▽

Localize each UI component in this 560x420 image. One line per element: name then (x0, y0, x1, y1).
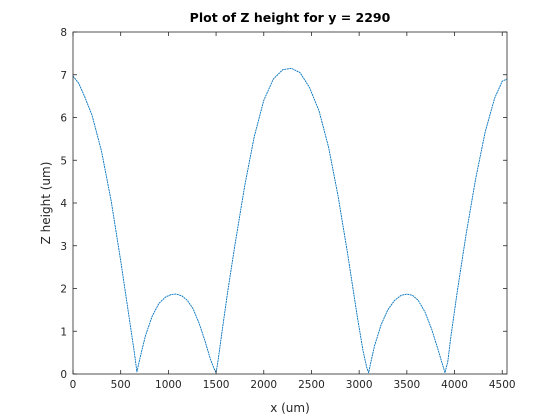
y-axis-label: Z height (um) (39, 162, 53, 245)
y-tick-label: 7 (60, 70, 67, 82)
x-tick-label: 3000 (346, 379, 373, 391)
chart-title: Plot of Z height for y = 2290 (190, 10, 391, 25)
y-tick-label: 5 (60, 155, 67, 167)
y-tick-label: 4 (60, 198, 67, 210)
x-axis-label: x (um) (270, 401, 310, 415)
x-tick-label: 2500 (298, 379, 325, 391)
plot-background (73, 32, 507, 374)
y-tick-label: 6 (60, 113, 67, 125)
x-tick-label: 4000 (441, 379, 468, 391)
x-tick-label: 3500 (393, 379, 420, 391)
y-tick-label: 0 (60, 369, 67, 381)
y-tick-label: 8 (60, 27, 67, 39)
series-layer (72, 67, 508, 374)
x-tick-label: 2000 (250, 379, 277, 391)
y-tick-label: 1 (60, 326, 67, 338)
y-axis: 0 1 2 3 4 5 6 7 8 (60, 27, 507, 381)
y-tick-label: 2 (60, 284, 67, 296)
x-tick-label: 0 (70, 379, 77, 391)
y-tick-label: 3 (60, 241, 67, 253)
x-axis: 0 500 1000 1500 2000 2500 3000 3500 4000 4500 (70, 32, 516, 391)
x-tick-label: 1000 (155, 379, 182, 391)
x-tick-label: 4500 (489, 379, 516, 391)
x-tick-label: 1500 (203, 379, 230, 391)
series-line (72, 67, 508, 374)
x-tick-label: 500 (111, 379, 131, 391)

△

◆ Aim: Copy the listing above line for line, without changing anything. Leave out the pictures.

◆ Task output:
Localize each UI component in this 560x420 image. One line per element: name then (x0, y0, x1, y1).
y-axis-label: Z height (um) (39, 162, 53, 245)
y-tick-label: 7 (60, 70, 67, 82)
x-tick-label: 3000 (346, 379, 373, 391)
chart-title: Plot of Z height for y = 2290 (190, 10, 391, 25)
y-tick-label: 5 (60, 155, 67, 167)
y-tick-label: 4 (60, 198, 67, 210)
x-axis-label: x (um) (270, 401, 310, 415)
x-tick-label: 2500 (298, 379, 325, 391)
plot-background (73, 32, 507, 374)
y-tick-label: 6 (60, 113, 67, 125)
x-tick-label: 4000 (441, 379, 468, 391)
x-tick-label: 3500 (393, 379, 420, 391)
y-tick-label: 0 (60, 369, 67, 381)
y-tick-label: 8 (60, 27, 67, 39)
series-layer (72, 67, 508, 374)
x-tick-label: 2000 (250, 379, 277, 391)
y-tick-label: 1 (60, 326, 67, 338)
y-axis: 0 1 2 3 4 5 6 7 8 (60, 27, 507, 381)
y-tick-label: 2 (60, 284, 67, 296)
x-tick-label: 0 (70, 379, 77, 391)
y-tick-label: 3 (60, 241, 67, 253)
x-axis: 0 500 1000 1500 2000 2500 3000 3500 4000 4500 (70, 32, 516, 391)
x-tick-label: 1000 (155, 379, 182, 391)
x-tick-label: 4500 (489, 379, 516, 391)
x-tick-label: 1500 (203, 379, 230, 391)
series-line (72, 67, 508, 374)
x-tick-label: 500 (111, 379, 131, 391)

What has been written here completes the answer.